◆ **Instructions to follow**
Could every line of the data be printed exactly as it reads?

◆ **Record list**
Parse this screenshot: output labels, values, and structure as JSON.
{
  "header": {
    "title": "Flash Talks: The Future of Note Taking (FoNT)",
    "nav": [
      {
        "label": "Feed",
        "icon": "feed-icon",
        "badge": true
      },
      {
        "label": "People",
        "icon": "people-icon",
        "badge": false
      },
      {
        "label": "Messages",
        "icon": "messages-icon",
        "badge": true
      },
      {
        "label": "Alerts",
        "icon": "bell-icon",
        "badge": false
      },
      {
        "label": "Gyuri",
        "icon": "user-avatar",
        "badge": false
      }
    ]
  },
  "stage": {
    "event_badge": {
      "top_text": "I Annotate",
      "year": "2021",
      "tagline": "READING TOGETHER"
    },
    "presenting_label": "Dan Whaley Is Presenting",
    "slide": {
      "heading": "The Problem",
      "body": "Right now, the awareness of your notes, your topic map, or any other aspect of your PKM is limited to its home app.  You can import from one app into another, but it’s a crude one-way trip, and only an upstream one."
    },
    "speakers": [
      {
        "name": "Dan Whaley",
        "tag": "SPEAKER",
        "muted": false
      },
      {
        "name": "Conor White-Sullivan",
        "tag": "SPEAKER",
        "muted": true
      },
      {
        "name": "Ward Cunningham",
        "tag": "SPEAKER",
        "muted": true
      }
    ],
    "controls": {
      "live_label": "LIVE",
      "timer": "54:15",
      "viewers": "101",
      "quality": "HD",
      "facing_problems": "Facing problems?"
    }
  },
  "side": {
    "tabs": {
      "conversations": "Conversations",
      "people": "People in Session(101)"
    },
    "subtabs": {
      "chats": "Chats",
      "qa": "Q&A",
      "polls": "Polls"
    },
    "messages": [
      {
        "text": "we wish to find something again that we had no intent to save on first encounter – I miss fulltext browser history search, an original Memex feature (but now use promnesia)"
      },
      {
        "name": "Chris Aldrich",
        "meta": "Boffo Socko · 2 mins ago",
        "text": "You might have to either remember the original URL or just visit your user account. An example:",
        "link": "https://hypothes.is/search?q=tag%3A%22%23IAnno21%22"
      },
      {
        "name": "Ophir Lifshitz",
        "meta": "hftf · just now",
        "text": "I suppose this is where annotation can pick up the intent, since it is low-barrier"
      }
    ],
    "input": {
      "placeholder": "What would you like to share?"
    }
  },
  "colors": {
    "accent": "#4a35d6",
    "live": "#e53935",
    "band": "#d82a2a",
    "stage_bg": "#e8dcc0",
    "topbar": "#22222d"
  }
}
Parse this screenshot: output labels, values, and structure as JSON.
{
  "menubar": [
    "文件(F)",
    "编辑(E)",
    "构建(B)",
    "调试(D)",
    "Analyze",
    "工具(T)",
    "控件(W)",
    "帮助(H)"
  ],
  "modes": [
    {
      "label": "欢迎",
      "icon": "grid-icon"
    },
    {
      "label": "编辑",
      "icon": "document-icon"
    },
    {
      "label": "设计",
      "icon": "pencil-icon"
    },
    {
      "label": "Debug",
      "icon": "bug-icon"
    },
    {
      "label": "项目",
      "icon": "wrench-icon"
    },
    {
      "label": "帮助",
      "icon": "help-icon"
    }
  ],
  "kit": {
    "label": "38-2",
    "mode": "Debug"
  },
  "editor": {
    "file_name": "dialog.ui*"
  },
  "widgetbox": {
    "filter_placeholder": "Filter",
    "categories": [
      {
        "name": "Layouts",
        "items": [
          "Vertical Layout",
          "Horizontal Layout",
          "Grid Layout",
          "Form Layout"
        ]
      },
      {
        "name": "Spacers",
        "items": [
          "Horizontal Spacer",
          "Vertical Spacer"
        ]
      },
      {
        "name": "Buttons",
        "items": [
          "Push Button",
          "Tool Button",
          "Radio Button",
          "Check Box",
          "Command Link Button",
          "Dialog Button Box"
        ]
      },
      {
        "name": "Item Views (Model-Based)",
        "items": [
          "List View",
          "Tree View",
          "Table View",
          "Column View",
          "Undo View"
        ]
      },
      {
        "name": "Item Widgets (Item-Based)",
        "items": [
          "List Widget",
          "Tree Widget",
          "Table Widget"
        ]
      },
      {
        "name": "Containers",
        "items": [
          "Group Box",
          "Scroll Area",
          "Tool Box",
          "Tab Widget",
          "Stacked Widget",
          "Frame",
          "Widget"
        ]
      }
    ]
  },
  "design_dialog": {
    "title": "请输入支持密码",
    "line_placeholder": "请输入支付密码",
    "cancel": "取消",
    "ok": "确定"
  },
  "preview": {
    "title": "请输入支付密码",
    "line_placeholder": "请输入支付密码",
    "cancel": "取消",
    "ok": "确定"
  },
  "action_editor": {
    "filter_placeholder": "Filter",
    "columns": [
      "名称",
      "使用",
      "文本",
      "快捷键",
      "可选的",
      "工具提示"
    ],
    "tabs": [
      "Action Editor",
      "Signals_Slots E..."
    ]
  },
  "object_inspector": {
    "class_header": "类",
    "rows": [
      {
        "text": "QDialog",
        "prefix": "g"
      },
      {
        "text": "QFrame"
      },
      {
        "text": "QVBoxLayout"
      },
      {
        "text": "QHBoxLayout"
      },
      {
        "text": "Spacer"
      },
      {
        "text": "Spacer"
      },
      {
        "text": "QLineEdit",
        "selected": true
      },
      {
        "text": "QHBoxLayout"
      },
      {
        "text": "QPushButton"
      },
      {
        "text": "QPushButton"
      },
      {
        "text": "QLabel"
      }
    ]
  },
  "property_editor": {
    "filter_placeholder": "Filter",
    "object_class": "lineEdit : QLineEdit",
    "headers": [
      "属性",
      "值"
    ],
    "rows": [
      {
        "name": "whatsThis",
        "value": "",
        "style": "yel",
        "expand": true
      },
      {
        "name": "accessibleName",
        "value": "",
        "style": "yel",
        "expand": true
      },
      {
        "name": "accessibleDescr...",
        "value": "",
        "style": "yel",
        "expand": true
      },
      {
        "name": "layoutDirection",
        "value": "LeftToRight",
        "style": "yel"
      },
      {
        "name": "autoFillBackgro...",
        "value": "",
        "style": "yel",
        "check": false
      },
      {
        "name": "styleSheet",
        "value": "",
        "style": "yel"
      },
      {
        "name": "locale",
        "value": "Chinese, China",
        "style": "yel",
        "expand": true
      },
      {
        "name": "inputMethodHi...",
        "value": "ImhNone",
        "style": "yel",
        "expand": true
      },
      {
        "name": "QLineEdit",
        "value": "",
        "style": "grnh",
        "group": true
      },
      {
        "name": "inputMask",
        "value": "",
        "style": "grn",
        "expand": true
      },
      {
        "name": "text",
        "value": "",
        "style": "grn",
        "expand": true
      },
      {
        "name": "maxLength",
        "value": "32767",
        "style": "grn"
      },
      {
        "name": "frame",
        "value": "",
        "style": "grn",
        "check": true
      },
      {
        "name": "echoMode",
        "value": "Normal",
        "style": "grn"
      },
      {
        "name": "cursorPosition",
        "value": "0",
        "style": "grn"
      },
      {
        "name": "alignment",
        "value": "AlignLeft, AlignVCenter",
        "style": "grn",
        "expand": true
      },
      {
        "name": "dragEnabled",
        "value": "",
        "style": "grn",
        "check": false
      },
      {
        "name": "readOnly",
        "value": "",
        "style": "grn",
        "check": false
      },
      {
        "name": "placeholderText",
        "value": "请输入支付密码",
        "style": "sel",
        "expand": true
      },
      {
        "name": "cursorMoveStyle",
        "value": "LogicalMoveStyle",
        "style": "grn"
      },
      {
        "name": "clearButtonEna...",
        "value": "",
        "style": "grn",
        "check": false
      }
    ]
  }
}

◆ **Solution to the problem**
Parse this screenshot: output labels, values, and structure as JSON.
{
  "header": {
    "title": "Flash Talks: The Future of Note Taking (FoNT)",
    "nav": [
      {
        "label": "Feed",
        "icon": "feed-icon",
        "badge": true
      },
      {
        "label": "People",
        "icon": "people-icon",
        "badge": false
      },
      {
        "label": "Messages",
        "icon": "messages-icon",
        "badge": true
      },
      {
        "label": "Alerts",
        "icon": "bell-icon",
        "badge": false
      },
      {
        "label": "Gyuri",
        "icon": "user-avatar",
        "badge": false
      }
    ]
  },
  "stage": {
    "event_badge": {
      "top_text": "I Annotate",
      "year": "2021",
      "tagline": "READING TOGETHER"
    },
    "presenting_label": "Dan Whaley Is Presenting",
    "slide": {
      "heading": "The Problem",
      "body": "Right now, the awareness of your notes, your topic map, or any other aspect of your PKM is limited to its home app.  You can import from one app into another, but it’s a crude one-way trip, and only an upstream one."
    },
    "speakers": [
      {
        "name": "Dan Whaley",
        "tag": "SPEAKER",
        "muted": false
      },
      {
        "name": "Conor White-Sullivan",
        "tag": "SPEAKER",
        "muted": true
      },
      {
        "name": "Ward Cunningham",
        "tag": "SPEAKER",
        "muted": true
      }
    ],
    "controls": {
      "live_label": "LIVE",
      "timer": "54:15",
      "viewers": "101",
      "quality": "HD",
      "facing_problems": "Facing problems?"
    }
  },
  "side": {
    "tabs": {
      "conversations": "Conversations",
      "people": "People in Session(101)"
    },
    "subtabs": {
      "chats": "Chats",
      "qa": "Q&A",
      "polls": "Polls"
    },
    "messages": [
      {
        "text": "we wish to find something again that we had no intent to save on first encounter – I miss fulltext browser history search, an original Memex feature (but now use promnesia)"
      },
      {
        "name": "Chris Aldrich",
        "meta": "Boffo Socko · 2 mins ago",
        "text": "You might have to either remember the original URL or just visit your user account. An example:",
        "link": "https://hypothes.is/search?q=tag%3A%22%23IAnno21%22"
      },
      {
        "name": "Ophir Lifshitz",
        "meta": "hftf · just now",
        "text": "I suppose this is where annotation can pick up the intent, since it is low-barrier"
      }
    ],
    "input": {
      "placeholder": "What would you like to share?"
    }
  },
  "colors": {
    "accent": "#4a35d6",
    "live": "#e53935",
    "band": "#d82a2a",
    "stage_bg": "#e8dcc0",
    "topbar": "#22222d"
  }
}
Parse this screenshot: output labels, values, and structure as JSON.
{
  "menubar": [
    "文件(F)",
    "编辑(E)",
    "构建(B)",
    "调试(D)",
    "Analyze",
    "工具(T)",
    "控件(W)",
    "帮助(H)"
  ],
  "modes": [
    {
      "label": "欢迎",
      "icon": "grid-icon"
    },
    {
      "label": "编辑",
      "icon": "document-icon"
    },
    {
      "label": "设计",
      "icon": "pencil-icon"
    },
    {
      "label": "Debug",
      "icon": "bug-icon"
    },
    {
      "label": "项目",
      "icon": "wrench-icon"
    },
    {
      "label": "帮助",
      "icon": "help-icon"
    }
  ],
  "kit": {
    "label": "38-2",
    "mode": "Debug"
  },
  "editor": {
    "file_name": "dialog.ui*"
  },
  "widgetbox": {
    "filter_placeholder": "Filter",
    "categories": [
      {
        "name": "Layouts",
        "items": [
          "Vertical Layout",
          "Horizontal Layout",
          "Grid Layout",
          "Form Layout"
        ]
      },
      {
        "name": "Spacers",
        "items": [
          "Horizontal Spacer",
          "Vertical Spacer"
        ]
      },
      {
        "name": "Buttons",
        "items": [
          "Push Button",
          "Tool Button",
          "Radio Button",
          "Check Box",
          "Command Link Button",
          "Dialog Button Box"
        ]
      },
      {
        "name": "Item Views (Model-Based)",
        "items": [
          "List View",
          "Tree View",
          "Table View",
          "Column View",
          "Undo View"
        ]
      },
      {
        "name": "Item Widgets (Item-Based)",
        "items": [
          "List Widget",
          "Tree Widget",
          "Table Widget"
        ]
      },
      {
        "name": "Containers",
        "items": [
          "Group Box",
          "Scroll Area",
          "Tool Box",
          "Tab Widget",
          "Stacked Widget",
          "Frame",
          "Widget"
        ]
      }
    ]
  },
  "design_dialog": {
    "title": "请输入支持密码",
    "line_placeholder": "请输入支付密码",
    "cancel": "取消",
    "ok": "确定"
  },
  "preview": {
    "title": "请输入支付密码",
    "line_placeholder": "请输入支付密码",
    "cancel": "取消",
    "ok": "确定"
  },
  "action_editor": {
    "filter_placeholder": "Filter",
    "columns": [
      "名称",
      "使用",
      "文本",
      "快捷键",
      "可选的",
      "工具提示"
    ],
    "tabs": [
      "Action Editor",
      "Signals_Slots E..."
    ]
  },
  "object_inspector": {
    "class_header": "类",
    "rows": [
      {
        "text": "QDialog",
        "prefix": "g"
      },
      {
        "text": "QFrame"
      },
      {
        "text": "QVBoxLayout"
      },
      {
        "text": "QHBoxLayout"
      },
      {
        "text": "Spacer"
      },
      {
        "text": "Spacer"
      },
      {
        "text": "QLineEdit",
        "selected": true
      },
      {
        "text": "QHBoxLayout"
      },
      {
        "text": "QPushButton"
      },
      {
        "text": "QPushButton"
      },
      {
        "text": "QLabel"
      }
    ]
  },
  "property_editor": {
    "filter_placeholder": "Filter",
    "object_class": "lineEdit : QLineEdit",
    "headers": [
      "属性",
      "值"
    ],
    "rows": [
      {
        "name": "whatsThis",
        "value": "",
        "style": "yel",
        "expand": true
      },
      {
        "name": "accessibleName",
        "value": "",
        "style": "yel",
        "expand": true
      },
      {
        "name": "accessibleDescr...",
        "value": "",
        "style": "yel",
        "expand": true
      },
      {
        "name": "layoutDirection",
        "value": "LeftToRight",
        "style": "yel"
      },
      {
        "name": "autoFillBackgro...",
        "value": "",
        "style": "yel",
        "check": false
      },
      {
        "name": "styleSheet",
        "value": "",
        "style": "yel"
      },
      {
        "name": "locale",
        "value": "Chinese, China",
        "style": "yel",
        "expand": true
      },
      {
        "name": "inputMethodHi...",
        "value": "ImhNone",
        "style": "yel",
        "expand": true
      },
      {
        "name": "QLineEdit",
        "value": "",
        "style": "grnh",
        "group": true
      },
      {
        "name": "inputMask",
        "value": "",
        "style": "grn",
        "expand": true
      },
      {
        "name": "text",
        "value": "",
        "style": "grn",
        "expand": true
      },
      {
        "name": "maxLength",
        "value": "32767",
        "style": "grn"
      },
      {
        "name": "frame",
        "value": "",
        "style": "grn",
        "check": true
      },
      {
        "name": "echoMode",
        "value": "Normal",
        "style": "grn"
      },
      {
        "name": "cursorPosition",
        "value": "0",
        "style": "grn"
      },
      {
        "name": "alignment",
        "value": "AlignLeft, AlignVCenter",
        "style": "grn",
        "expand": true
      },
      {
        "name": "dragEnabled",
        "value": "",
        "style": "grn",
        "check": false
      },
      {
        "name": "readOnly",
        "value": "",
        "style": "grn",
        "check": false
      },
      {
        "name": "placeholderText",
        "value": "请输入支付密码",
        "style": "sel",
        "expand": true
      },
      {
        "name": "cursorMoveStyle",
        "value": "LogicalMoveStyle",
        "style": "grn"
      },
      {
        "name": "clearButtonEna...",
        "value": "",
        "style": "grn",
        "check": false
      }
    ]
  }
}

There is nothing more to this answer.